**Task directions**: Exactly as they appear, output all of the entries.

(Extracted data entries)
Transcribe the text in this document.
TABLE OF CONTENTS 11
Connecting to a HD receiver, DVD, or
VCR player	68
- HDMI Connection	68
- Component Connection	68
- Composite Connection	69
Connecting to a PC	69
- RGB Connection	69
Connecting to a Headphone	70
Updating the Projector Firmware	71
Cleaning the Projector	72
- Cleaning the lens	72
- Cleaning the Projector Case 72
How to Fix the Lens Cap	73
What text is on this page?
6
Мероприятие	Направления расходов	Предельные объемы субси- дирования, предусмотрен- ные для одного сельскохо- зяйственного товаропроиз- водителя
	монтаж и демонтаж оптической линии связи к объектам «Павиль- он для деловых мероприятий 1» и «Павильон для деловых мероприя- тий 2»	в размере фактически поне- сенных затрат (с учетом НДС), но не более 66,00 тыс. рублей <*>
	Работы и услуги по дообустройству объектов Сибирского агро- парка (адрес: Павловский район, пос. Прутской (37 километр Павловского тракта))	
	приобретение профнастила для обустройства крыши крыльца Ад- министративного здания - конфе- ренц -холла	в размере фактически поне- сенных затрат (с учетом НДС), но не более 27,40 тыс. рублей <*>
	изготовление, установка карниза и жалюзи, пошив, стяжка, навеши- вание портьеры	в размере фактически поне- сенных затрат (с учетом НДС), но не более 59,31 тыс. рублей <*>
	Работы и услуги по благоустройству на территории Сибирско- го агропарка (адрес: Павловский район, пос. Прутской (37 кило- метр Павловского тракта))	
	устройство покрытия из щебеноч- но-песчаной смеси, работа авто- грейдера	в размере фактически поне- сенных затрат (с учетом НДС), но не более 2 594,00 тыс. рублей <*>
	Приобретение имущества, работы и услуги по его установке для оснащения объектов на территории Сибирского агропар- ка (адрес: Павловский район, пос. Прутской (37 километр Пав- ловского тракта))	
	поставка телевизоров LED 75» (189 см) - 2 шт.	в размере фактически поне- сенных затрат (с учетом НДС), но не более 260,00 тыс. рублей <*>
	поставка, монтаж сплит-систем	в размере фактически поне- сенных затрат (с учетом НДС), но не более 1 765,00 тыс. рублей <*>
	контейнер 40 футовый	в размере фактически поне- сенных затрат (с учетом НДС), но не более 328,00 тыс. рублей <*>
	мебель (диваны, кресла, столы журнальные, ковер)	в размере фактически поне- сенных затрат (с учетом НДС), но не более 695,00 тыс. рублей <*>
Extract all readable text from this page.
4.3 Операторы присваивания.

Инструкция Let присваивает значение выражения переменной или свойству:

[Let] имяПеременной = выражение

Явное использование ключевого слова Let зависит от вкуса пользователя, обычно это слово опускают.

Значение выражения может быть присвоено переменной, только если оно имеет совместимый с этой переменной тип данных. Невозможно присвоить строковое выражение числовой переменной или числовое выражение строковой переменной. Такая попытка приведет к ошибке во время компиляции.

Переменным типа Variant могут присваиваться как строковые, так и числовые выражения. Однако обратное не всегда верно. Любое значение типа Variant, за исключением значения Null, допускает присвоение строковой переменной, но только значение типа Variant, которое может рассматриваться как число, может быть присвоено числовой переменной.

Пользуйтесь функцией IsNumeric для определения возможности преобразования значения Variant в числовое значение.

**Exercise response**:
Transcribe the text in this document.
TABLE OF CONTENTS 11
Connecting to a HD receiver, DVD, or
VCR player	68
- HDMI Connection	68
- Component Connection	68
- Composite Connection	69
Connecting to a PC	69
- RGB Connection	69
Connecting to a Headphone	70
Updating the Projector Firmware	71
Cleaning the Projector	72
- Cleaning the lens	72
- Cleaning the Projector Case 72
How to Fix the Lens Cap	73
What text is on this page?
6
Мероприятие	Направления расходов	Предельные объемы субси- дирования, предусмотрен- ные для одного сельскохо- зяйственного товаропроиз- водителя
	монтаж и демонтаж оптической линии связи к объектам «Павиль- он для деловых мероприятий 1» и «Павильон для деловых мероприя- тий 2»	в размере фактически поне- сенных затрат (с учетом НДС), но не более 66,00 тыс. рублей <*>
	Работы и услуги по дообустройству объектов Сибирского агро- парка (адрес: Павловский район, пос. Прутской (37 километр Павловского тракта))	
	приобретение профнастила для обустройства крыши крыльца Ад- министративного здания - конфе- ренц -холла	в размере фактически поне- сенных затрат (с учетом НДС), но не более 27,40 тыс. рублей <*>
	изготовление, установка карниза и жалюзи, пошив, стяжка, навеши- вание портьеры	в размере фактически поне- сенных затрат (с учетом НДС), но не более 59,31 тыс. рублей <*>
	Работы и услуги по благоустройству на территории Сибирско- го агропарка (адрес: Павловский район, пос. Прутской (37 кило- метр Павловского тракта))	
	устройство покрытия из щебеноч- но-песчаной смеси, работа авто- грейдера	в размере фактически поне- сенных затрат (с учетом НДС), но не более 2 594,00 тыс. рублей <*>
	Приобретение имущества, работы и услуги по его установке для оснащения объектов на территории Сибирского агропар- ка (адрес: Павловский район, пос. Прутской (37 километр Пав- ловского тракта))	
	поставка телевизоров LED 75» (189 см) - 2 шт.	в размере фактически поне- сенных затрат (с учетом НДС), но не более 260,00 тыс. рублей <*>
	поставка, монтаж сплит-систем	в размере фактически поне- сенных затрат (с учетом НДС), но не более 1 765,00 тыс. рублей <*>
	контейнер 40 футовый	в размере фактически поне- сенных затрат (с учетом НДС), но не более 328,00 тыс. рублей <*>
	мебель (диваны, кресла, столы журнальные, ковер)	в размере фактически поне- сенных затрат (с учетом НДС), но не более 695,00 тыс. рублей <*>
Extract all readable text from this page.
4.3 Операторы присваивания.

Инструкция Let присваивает значение выражения переменной или свойству:

[Let] имяПеременной = выражение

Явное использование ключевого слова Let зависит от вкуса пользователя, обычно это слово опускают.

Значение выражения может быть присвоено переменной, только если оно имеет совместимый с этой переменной тип данных. Невозможно присвоить строковое выражение числовой переменной или числовое выражение строковой переменной. Такая попытка приведет к ошибке во время компиляции.

Переменным типа Variant могут присваиваться как строковые, так и числовые выражения. Однако обратное не всегда верно. Любое значение типа Variant, за исключением значения Null, допускает присвоение строковой переменной, но только значение типа Variant, которое может рассматриваться как число, может быть присвоено числовой переменной.

Пользуйтесь функцией IsNumeric для определения возможности преобразования значения Variant в числовое значение.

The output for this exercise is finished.